── TASK DATA

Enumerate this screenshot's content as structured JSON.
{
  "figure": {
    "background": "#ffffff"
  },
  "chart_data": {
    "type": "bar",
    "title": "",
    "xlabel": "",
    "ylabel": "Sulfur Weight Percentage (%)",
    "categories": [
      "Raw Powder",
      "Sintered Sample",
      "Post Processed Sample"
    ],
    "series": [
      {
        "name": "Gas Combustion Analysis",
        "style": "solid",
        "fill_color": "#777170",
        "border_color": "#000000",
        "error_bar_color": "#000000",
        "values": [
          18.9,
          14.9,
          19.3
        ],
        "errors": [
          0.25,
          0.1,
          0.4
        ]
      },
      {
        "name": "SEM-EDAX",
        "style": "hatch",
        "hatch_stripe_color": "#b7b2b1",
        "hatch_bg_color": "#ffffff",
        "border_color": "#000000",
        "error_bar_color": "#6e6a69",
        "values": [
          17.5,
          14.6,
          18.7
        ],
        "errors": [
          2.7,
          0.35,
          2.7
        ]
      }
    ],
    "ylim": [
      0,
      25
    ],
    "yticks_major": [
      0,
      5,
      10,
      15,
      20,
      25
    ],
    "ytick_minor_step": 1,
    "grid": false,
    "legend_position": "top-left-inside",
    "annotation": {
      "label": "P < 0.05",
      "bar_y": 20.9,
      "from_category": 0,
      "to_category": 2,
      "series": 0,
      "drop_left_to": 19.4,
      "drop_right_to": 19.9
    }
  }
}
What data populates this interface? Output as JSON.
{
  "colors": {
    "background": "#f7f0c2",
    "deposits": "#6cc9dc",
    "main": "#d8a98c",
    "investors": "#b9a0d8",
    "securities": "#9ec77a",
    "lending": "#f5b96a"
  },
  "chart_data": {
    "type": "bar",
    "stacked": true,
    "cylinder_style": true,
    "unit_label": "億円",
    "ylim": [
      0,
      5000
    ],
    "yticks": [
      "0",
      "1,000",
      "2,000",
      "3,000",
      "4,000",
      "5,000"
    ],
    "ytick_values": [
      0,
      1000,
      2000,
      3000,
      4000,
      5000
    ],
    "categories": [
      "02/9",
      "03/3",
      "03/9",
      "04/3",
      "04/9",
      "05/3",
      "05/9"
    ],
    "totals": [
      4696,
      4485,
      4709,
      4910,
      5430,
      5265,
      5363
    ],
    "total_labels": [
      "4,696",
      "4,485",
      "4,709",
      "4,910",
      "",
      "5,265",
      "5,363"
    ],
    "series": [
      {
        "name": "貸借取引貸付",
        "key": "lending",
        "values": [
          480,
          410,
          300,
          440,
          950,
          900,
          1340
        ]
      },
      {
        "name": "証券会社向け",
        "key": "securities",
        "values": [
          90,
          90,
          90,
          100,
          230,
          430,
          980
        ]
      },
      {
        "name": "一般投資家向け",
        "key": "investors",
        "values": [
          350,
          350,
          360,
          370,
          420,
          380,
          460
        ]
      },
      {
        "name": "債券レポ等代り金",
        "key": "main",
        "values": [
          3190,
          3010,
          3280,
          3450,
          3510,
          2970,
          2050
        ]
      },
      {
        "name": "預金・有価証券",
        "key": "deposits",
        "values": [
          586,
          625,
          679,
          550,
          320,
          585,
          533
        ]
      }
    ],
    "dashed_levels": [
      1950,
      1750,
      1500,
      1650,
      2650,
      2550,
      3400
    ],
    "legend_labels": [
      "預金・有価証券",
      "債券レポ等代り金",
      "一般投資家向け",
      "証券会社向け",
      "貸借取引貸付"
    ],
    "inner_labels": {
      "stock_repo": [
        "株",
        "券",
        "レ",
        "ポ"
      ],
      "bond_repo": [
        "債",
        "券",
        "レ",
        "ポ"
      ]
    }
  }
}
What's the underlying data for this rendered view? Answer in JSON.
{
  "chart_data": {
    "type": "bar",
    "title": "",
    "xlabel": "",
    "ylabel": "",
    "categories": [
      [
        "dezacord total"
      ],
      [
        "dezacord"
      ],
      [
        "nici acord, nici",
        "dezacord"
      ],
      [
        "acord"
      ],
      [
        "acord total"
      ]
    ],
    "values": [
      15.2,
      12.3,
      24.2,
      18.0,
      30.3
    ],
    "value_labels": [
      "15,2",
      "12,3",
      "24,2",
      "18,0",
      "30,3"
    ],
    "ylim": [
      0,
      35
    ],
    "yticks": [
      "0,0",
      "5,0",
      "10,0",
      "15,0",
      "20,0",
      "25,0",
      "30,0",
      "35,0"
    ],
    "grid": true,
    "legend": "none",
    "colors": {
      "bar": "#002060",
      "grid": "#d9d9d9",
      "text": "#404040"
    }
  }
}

────

▸ GIVEN TASK:
Return all of the data exactly as it reads.

▸ TASK RESULT:
Enumerate this screenshot's content as structured JSON.
{
  "figure": {
    "background": "#ffffff"
  },
  "chart_data": {
    "type": "bar",
    "title": "",
    "xlabel": "",
    "ylabel": "Sulfur Weight Percentage (%)",
    "categories": [
      "Raw Powder",
      "Sintered Sample",
      "Post Processed Sample"
    ],
    "series": [
      {
        "name": "Gas Combustion Analysis",
        "style": "solid",
        "fill_color": "#777170",
        "border_color": "#000000",
        "error_bar_color": "#000000",
        "values": [
          18.9,
          14.9,
          19.3
        ],
        "errors": [
          0.25,
          0.1,
          0.4
        ]
      },
      {
        "name": "SEM-EDAX",
        "style": "hatch",
        "hatch_stripe_color": "#b7b2b1",
        "hatch_bg_color": "#ffffff",
        "border_color": "#000000",
        "error_bar_color": "#6e6a69",
        "values": [
          17.5,
          14.6,
          18.7
        ],
        "errors": [
          2.7,
          0.35,
          2.7
        ]
      }
    ],
    "ylim": [
      0,
      25
    ],
    "yticks_major": [
      0,
      5,
      10,
      15,
      20,
      25
    ],
    "ytick_minor_step": 1,
    "grid": false,
    "legend_position": "top-left-inside",
    "annotation": {
      "label": "P < 0.05",
      "bar_y": 20.9,
      "from_category": 0,
      "to_category": 2,
      "series": 0,
      "drop_left_to": 19.4,
      "drop_right_to": 19.9
    }
  }
}
What data populates this interface? Output as JSON.
{
  "colors": {
    "background": "#f7f0c2",
    "deposits": "#6cc9dc",
    "main": "#d8a98c",
    "investors": "#b9a0d8",
    "securities": "#9ec77a",
    "lending": "#f5b96a"
  },
  "chart_data": {
    "type": "bar",
    "stacked": true,
    "cylinder_style": true,
    "unit_label": "億円",
    "ylim": [
      0,
      5000
    ],
    "yticks": [
      "0",
      "1,000",
      "2,000",
      "3,000",
      "4,000",
      "5,000"
    ],
    "ytick_values": [
      0,
      1000,
      2000,
      3000,
      4000,
      5000
    ],
    "categories": [
      "02/9",
      "03/3",
      "03/9",
      "04/3",
      "04/9",
      "05/3",
      "05/9"
    ],
    "totals": [
      4696,
      4485,
      4709,
      4910,
      5430,
      5265,
      5363
    ],
    "total_labels": [
      "4,696",
      "4,485",
      "4,709",
      "4,910",
      "",
      "5,265",
      "5,363"
    ],
    "series": [
      {
        "name": "貸借取引貸付",
        "key": "lending",
        "values": [
          480,
          410,
          300,
          440,
          950,
          900,
          1340
        ]
      },
      {
        "name": "証券会社向け",
        "key": "securities",
        "values": [
          90,
          90,
          90,
          100,
          230,
          430,
          980
        ]
      },
      {
        "name": "一般投資家向け",
        "key": "investors",
        "values": [
          350,
          350,
          360,
          370,
          420,
          380,
          460
        ]
      },
      {
        "name": "債券レポ等代り金",
        "key": "main",
        "values": [
          3190,
          3010,
          3280,
          3450,
          3510,
          2970,
          2050
        ]
      },
      {
        "name": "預金・有価証券",
        "key": "deposits",
        "values": [
          586,
          625,
          679,
          550,
          320,
          585,
          533
        ]
      }
    ],
    "dashed_levels": [
      1950,
      1750,
      1500,
      1650,
      2650,
      2550,
      3400
    ],
    "legend_labels": [
      "預金・有価証券",
      "債券レポ等代り金",
      "一般投資家向け",
      "証券会社向け",
      "貸借取引貸付"
    ],
    "inner_labels": {
      "stock_repo": [
        "株",
        "券",
        "レ",
        "ポ"
      ],
      "bond_repo": [
        "債",
        "券",
        "レ",
        "ポ"
      ]
    }
  }
}
What's the underlying data for this rendered view? Answer in JSON.
{
  "chart_data": {
    "type": "bar",
    "title": "",
    "xlabel": "",
    "ylabel": "",
    "categories": [
      [
        "dezacord total"
      ],
      [
        "dezacord"
      ],
      [
        "nici acord, nici",
        "dezacord"
      ],
      [
        "acord"
      ],
      [
        "acord total"
      ]
    ],
    "values": [
      15.2,
      12.3,
      24.2,
      18.0,
      30.3
    ],
    "value_labels": [
      "15,2",
      "12,3",
      "24,2",
      "18,0",
      "30,3"
    ],
    "ylim": [
      0,
      35
    ],
    "yticks": [
      "0,0",
      "5,0",
      "10,0",
      "15,0",
      "20,0",
      "25,0",
      "30,0",
      "35,0"
    ],
    "grid": true,
    "legend": "none",
    "colors": {
      "bar": "#002060",
      "grid": "#d9d9d9",
      "text": "#404040"
    }
  }
}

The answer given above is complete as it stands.